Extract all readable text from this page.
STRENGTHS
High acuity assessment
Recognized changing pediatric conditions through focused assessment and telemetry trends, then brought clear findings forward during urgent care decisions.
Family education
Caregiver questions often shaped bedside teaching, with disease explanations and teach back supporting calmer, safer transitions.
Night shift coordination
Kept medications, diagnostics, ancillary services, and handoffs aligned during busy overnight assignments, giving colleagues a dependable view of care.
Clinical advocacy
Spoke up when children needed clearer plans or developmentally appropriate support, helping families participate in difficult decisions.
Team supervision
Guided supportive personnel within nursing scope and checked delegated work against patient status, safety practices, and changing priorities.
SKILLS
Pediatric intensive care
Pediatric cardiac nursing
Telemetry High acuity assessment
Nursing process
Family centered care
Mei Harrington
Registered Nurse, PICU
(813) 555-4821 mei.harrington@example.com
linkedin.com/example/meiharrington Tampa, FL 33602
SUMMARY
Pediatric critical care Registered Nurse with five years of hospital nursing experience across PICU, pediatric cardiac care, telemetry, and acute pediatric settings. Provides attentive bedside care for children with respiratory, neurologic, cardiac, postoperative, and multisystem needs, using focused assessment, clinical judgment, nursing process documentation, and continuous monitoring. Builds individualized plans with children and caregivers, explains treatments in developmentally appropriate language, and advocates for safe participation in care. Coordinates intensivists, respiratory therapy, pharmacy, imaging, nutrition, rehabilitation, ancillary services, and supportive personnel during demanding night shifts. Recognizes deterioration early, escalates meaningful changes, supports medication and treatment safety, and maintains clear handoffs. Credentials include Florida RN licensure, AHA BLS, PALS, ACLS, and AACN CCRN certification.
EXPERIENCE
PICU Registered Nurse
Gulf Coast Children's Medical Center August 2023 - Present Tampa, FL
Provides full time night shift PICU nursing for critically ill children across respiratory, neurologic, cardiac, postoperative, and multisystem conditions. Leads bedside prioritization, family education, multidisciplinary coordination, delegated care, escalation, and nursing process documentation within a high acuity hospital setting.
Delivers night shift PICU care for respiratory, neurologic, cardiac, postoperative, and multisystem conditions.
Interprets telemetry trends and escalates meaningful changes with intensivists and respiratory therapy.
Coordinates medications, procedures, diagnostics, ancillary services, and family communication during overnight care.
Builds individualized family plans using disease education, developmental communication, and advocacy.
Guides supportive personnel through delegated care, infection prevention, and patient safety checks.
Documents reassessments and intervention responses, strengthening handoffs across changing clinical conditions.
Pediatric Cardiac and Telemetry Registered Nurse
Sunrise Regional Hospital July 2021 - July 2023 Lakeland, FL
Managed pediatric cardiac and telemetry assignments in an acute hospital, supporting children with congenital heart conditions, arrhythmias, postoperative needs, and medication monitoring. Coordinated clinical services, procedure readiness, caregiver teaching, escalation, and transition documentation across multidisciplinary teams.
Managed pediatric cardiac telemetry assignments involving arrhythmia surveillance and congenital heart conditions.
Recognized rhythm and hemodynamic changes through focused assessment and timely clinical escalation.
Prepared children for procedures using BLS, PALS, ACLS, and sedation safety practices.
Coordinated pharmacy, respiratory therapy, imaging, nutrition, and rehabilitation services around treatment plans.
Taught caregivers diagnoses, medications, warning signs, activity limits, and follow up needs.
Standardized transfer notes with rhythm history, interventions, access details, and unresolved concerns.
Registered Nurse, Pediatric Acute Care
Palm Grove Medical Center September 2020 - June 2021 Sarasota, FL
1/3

[PROBLEM STATEMENT]
Write out all of the records above exactly as they appear.

[RESULT OF THE TASK]
Extract all readable text from this page.
STRENGTHS
High acuity assessment
Recognized changing pediatric conditions through focused assessment and telemetry trends, then brought clear findings forward during urgent care decisions.
Family education
Caregiver questions often shaped bedside teaching, with disease explanations and teach back supporting calmer, safer transitions.
Night shift coordination
Kept medications, diagnostics, ancillary services, and handoffs aligned during busy overnight assignments, giving colleagues a dependable view of care.
Clinical advocacy
Spoke up when children needed clearer plans or developmentally appropriate support, helping families participate in difficult decisions.
Team supervision
Guided supportive personnel within nursing scope and checked delegated work against patient status, safety practices, and changing priorities.
SKILLS
Pediatric intensive care
Pediatric cardiac nursing
Telemetry High acuity assessment
Nursing process
Family centered care
Mei Harrington
Registered Nurse, PICU
(813) 555-4821 mei.harrington@example.com
linkedin.com/example/meiharrington Tampa, FL 33602
SUMMARY
Pediatric critical care Registered Nurse with five years of hospital nursing experience across PICU, pediatric cardiac care, telemetry, and acute pediatric settings. Provides attentive bedside care for children with respiratory, neurologic, cardiac, postoperative, and multisystem needs, using focused assessment, clinical judgment, nursing process documentation, and continuous monitoring. Builds individualized plans with children and caregivers, explains treatments in developmentally appropriate language, and advocates for safe participation in care. Coordinates intensivists, respiratory therapy, pharmacy, imaging, nutrition, rehabilitation, ancillary services, and supportive personnel during demanding night shifts. Recognizes deterioration early, escalates meaningful changes, supports medication and treatment safety, and maintains clear handoffs. Credentials include Florida RN licensure, AHA BLS, PALS, ACLS, and AACN CCRN certification.
EXPERIENCE
PICU Registered Nurse
Gulf Coast Children's Medical Center August 2023 - Present Tampa, FL
Provides full time night shift PICU nursing for critically ill children across respiratory, neurologic, cardiac, postoperative, and multisystem conditions. Leads bedside prioritization, family education, multidisciplinary coordination, delegated care, escalation, and nursing process documentation within a high acuity hospital setting.
Delivers night shift PICU care for respiratory, neurologic, cardiac, postoperative, and multisystem conditions.
Interprets telemetry trends and escalates meaningful changes with intensivists and respiratory therapy.
Coordinates medications, procedures, diagnostics, ancillary services, and family communication during overnight care.
Builds individualized family plans using disease education, developmental communication, and advocacy.
Guides supportive personnel through delegated care, infection prevention, and patient safety checks.
Documents reassessments and intervention responses, strengthening handoffs across changing clinical conditions.
Pediatric Cardiac and Telemetry Registered Nurse
Sunrise Regional Hospital July 2021 - July 2023 Lakeland, FL
Managed pediatric cardiac and telemetry assignments in an acute hospital, supporting children with congenital heart conditions, arrhythmias, postoperative needs, and medication monitoring. Coordinated clinical services, procedure readiness, caregiver teaching, escalation, and transition documentation across multidisciplinary teams.
Managed pediatric cardiac telemetry assignments involving arrhythmia surveillance and congenital heart conditions.
Recognized rhythm and hemodynamic changes through focused assessment and timely clinical escalation.
Prepared children for procedures using BLS, PALS, ACLS, and sedation safety practices.
Coordinated pharmacy, respiratory therapy, imaging, nutrition, and rehabilitation services around treatment plans.
Taught caregivers diagnoses, medications, warning signs, activity limits, and follow up needs.
Standardized transfer notes with rhythm history, interventions, access details, and unresolved concerns.
Registered Nurse, Pediatric Acute Care
Palm Grove Medical Center September 2020 - June 2021 Sarasota, FL
1/3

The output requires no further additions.